## start AVAILABLE RECORDS
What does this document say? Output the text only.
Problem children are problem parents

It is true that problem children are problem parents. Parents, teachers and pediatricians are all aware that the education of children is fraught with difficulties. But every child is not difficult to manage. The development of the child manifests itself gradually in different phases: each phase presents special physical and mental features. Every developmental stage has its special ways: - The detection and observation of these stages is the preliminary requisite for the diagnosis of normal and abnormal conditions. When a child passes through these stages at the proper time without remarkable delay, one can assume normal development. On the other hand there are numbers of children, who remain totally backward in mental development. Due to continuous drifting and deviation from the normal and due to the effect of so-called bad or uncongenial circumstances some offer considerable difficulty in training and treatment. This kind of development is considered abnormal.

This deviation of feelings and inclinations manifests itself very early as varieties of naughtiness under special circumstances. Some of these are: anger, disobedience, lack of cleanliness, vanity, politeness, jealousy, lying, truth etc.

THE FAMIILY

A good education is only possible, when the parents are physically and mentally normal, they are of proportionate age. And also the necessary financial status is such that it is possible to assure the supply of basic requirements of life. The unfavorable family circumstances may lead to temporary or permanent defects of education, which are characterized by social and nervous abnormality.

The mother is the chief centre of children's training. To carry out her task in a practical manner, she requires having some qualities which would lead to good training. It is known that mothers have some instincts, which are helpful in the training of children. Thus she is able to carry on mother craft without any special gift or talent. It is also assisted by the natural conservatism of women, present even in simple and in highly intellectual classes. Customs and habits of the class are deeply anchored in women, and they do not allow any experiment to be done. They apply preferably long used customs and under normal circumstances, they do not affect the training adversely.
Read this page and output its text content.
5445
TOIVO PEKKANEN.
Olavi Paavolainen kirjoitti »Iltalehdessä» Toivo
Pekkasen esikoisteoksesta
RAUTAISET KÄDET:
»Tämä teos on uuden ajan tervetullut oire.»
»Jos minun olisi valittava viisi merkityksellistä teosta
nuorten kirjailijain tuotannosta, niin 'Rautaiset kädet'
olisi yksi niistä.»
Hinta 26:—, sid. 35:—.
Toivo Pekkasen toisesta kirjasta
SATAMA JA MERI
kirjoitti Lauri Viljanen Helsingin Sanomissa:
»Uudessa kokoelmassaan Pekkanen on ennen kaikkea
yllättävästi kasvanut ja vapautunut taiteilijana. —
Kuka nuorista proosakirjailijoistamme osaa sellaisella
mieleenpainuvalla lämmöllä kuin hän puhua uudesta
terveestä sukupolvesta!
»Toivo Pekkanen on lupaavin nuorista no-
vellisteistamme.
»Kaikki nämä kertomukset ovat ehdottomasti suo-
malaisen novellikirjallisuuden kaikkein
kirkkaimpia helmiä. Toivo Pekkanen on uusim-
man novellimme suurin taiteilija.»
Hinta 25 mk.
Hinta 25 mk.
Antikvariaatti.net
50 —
## end AVAILABLE RECORDS
--- THE REQUEST ---
How many lines in the data contain the string "text"? Respond with the number only.

--- SOLUTION BELOW ---
2